◆ THE EXERCISE ◆
Return the material word for word. Do not include pictures.

··· SUPPLIED ENTRIES

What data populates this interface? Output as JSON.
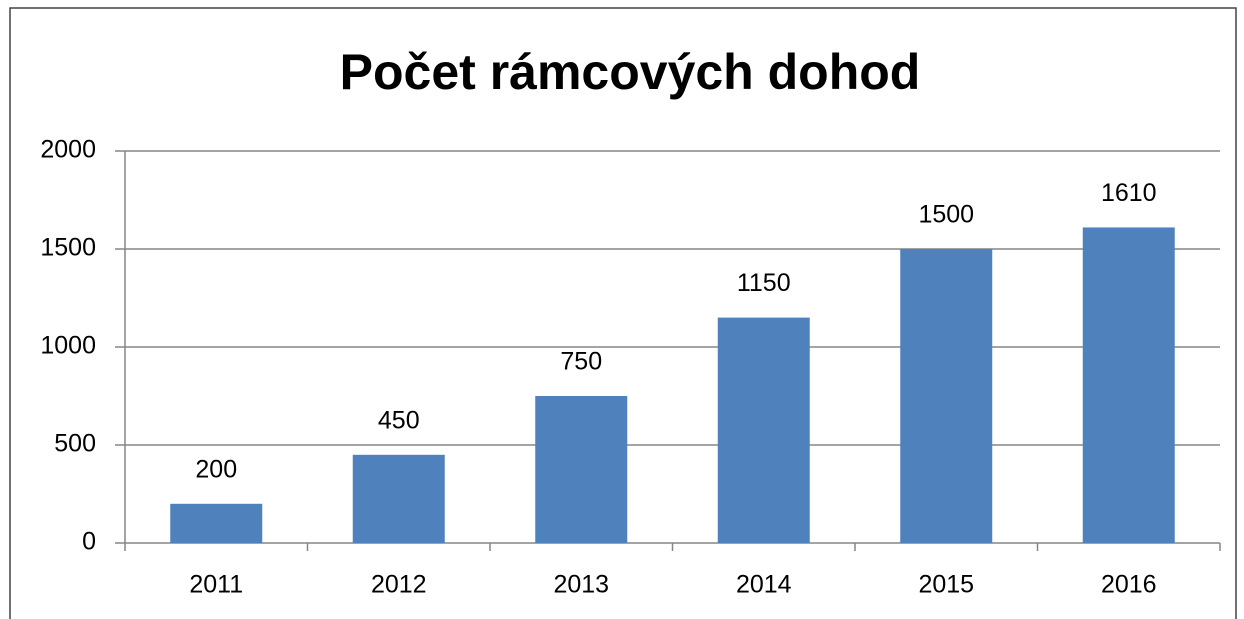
{
  "chart_data": {
    "type": "bar",
    "title": "Počet rámcových dohod",
    "categories": [
      "2011",
      "2012",
      "2013",
      "2014",
      "2015",
      "2016"
    ],
    "values": [
      200,
      450,
      750,
      1150,
      1500,
      1610
    ],
    "color": "#4f81bd",
    "ylim": [
      0,
      2000
    ],
    "yticks": [
      0,
      500,
      1000,
      1500,
      2000
    ],
    "grid": true
  }
}
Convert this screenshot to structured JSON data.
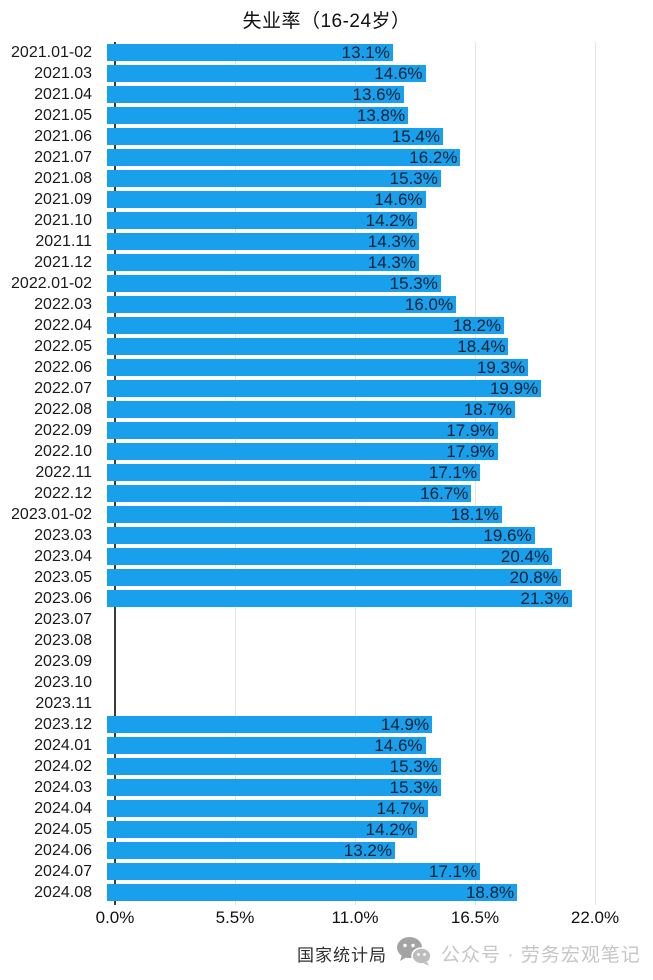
{
  "title": "失业率（16-24岁）",
  "footer": {
    "source": "国家统计局",
    "watermark": "公众号 · 劳务宏观笔记"
  },
  "icons": {
    "wechat_icon": "wechat-chat-bubbles"
  },
  "colors": {
    "bar": "#18a0ec",
    "value_text": "#112033",
    "axis_line": "#3c3c3c",
    "gridline": "#e4e4e4",
    "watermark_text": "#c6c6c6"
  },
  "chart_data": {
    "type": "bar",
    "orientation": "horizontal",
    "title": "失业率（16-24岁）",
    "xlabel": "",
    "ylabel": "",
    "xlim": [
      0,
      22
    ],
    "xticklabels": [
      "0.0%",
      "5.5%",
      "11.0%",
      "16.5%",
      "22.0%"
    ],
    "grid": "vertical-light",
    "legend": "none",
    "categories": [
      "2021.01-02",
      "2021.03",
      "2021.04",
      "2021.05",
      "2021.06",
      "2021.07",
      "2021.08",
      "2021.09",
      "2021.10",
      "2021.11",
      "2021.12",
      "2022.01-02",
      "2022.03",
      "2022.04",
      "2022.05",
      "2022.06",
      "2022.07",
      "2022.08",
      "2022.09",
      "2022.10",
      "2022.11",
      "2022.12",
      "2023.01-02",
      "2023.03",
      "2023.04",
      "2023.05",
      "2023.06",
      "2023.07",
      "2023.08",
      "2023.09",
      "2023.10",
      "2023.11",
      "2023.12",
      "2024.01",
      "2024.02",
      "2024.03",
      "2024.04",
      "2024.05",
      "2024.06",
      "2024.07",
      "2024.08"
    ],
    "values": [
      13.1,
      14.6,
      13.6,
      13.8,
      15.4,
      16.2,
      15.3,
      14.6,
      14.2,
      14.3,
      14.3,
      15.3,
      16.0,
      18.2,
      18.4,
      19.3,
      19.9,
      18.7,
      17.9,
      17.9,
      17.1,
      16.7,
      18.1,
      19.6,
      20.4,
      20.8,
      21.3,
      null,
      null,
      null,
      null,
      null,
      14.9,
      14.6,
      15.3,
      15.3,
      14.7,
      14.2,
      13.2,
      17.1,
      18.8
    ]
  }
}
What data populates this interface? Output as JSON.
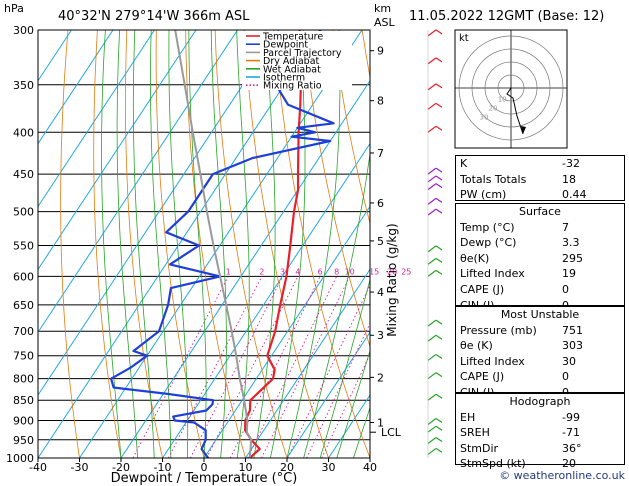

······

◆ RESPONSE TO THE EXERCISE ◆
What data populates this interface? Output as JSON.
{
  "chart_data": {
    "type": "bar",
    "title": "Počet rámcových dohod",
    "categories": [
      "2011",
      "2012",
      "2013",
      "2014",
      "2015",
      "2016"
    ],
    "values": [
      200,
      450,
      750,
      1150,
      1500,
      1610
    ],
    "color": "#4f81bd",
    "ylim": [
      0,
      2000
    ],
    "yticks": [
      0,
      500,
      1000,
      1500,
      2000
    ],
    "grid": true
  }
}
Convert this screenshot to structured JSON data.
{
  "title": "失业率（16-24岁）",
  "footer": {
    "source": "国家统计局",
    "watermark": "公众号 · 劳务宏观笔记"
  },
  "icons": {
    "wechat_icon": "wechat-chat-bubbles"
  },
  "colors": {
    "bar": "#18a0ec",
    "value_text": "#112033",
    "axis_line": "#3c3c3c",
    "gridline": "#e4e4e4",
    "watermark_text": "#c6c6c6"
  },
  "chart_data": {
    "type": "bar",
    "orientation": "horizontal",
    "title": "失业率（16-24岁）",
    "xlabel": "",
    "ylabel": "",
    "xlim": [
      0,
      22
    ],
    "xticklabels": [
      "0.0%",
      "5.5%",
      "11.0%",
      "16.5%",
      "22.0%"
    ],
    "grid": "vertical-light",
    "legend": "none",
    "categories": [
      "2021.01-02",
      "2021.03",
      "2021.04",
      "2021.05",
      "2021.06",
      "2021.07",
      "2021.08",
      "2021.09",
      "2021.10",
      "2021.11",
      "2021.12",
      "2022.01-02",
      "2022.03",
      "2022.04",
      "2022.05",
      "2022.06",
      "2022.07",
      "2022.08",
      "2022.09",
      "2022.10",
      "2022.11",
      "2022.12",
      "2023.01-02",
      "2023.03",
      "2023.04",
      "2023.05",
      "2023.06",
      "2023.07",
      "2023.08",
      "2023.09",
      "2023.10",
      "2023.11",
      "2023.12",
      "2024.01",
      "2024.02",
      "2024.03",
      "2024.04",
      "2024.05",
      "2024.06",
      "2024.07",
      "2024.08"
    ],
    "values": [
      13.1,
      14.6,
      13.6,
      13.8,
      15.4,
      16.2,
      15.3,
      14.6,
      14.2,
      14.3,
      14.3,
      15.3,
      16.0,
      18.2,
      18.4,
      19.3,
      19.9,
      18.7,
      17.9,
      17.9,
      17.1,
      16.7,
      18.1,
      19.6,
      20.4,
      20.8,
      21.3,
      null,
      null,
      null,
      null,
      null,
      14.9,
      14.6,
      15.3,
      15.3,
      14.7,
      14.2,
      13.2,
      17.1,
      18.8
    ]
  }
}
What data populates this interface? Output as JSON.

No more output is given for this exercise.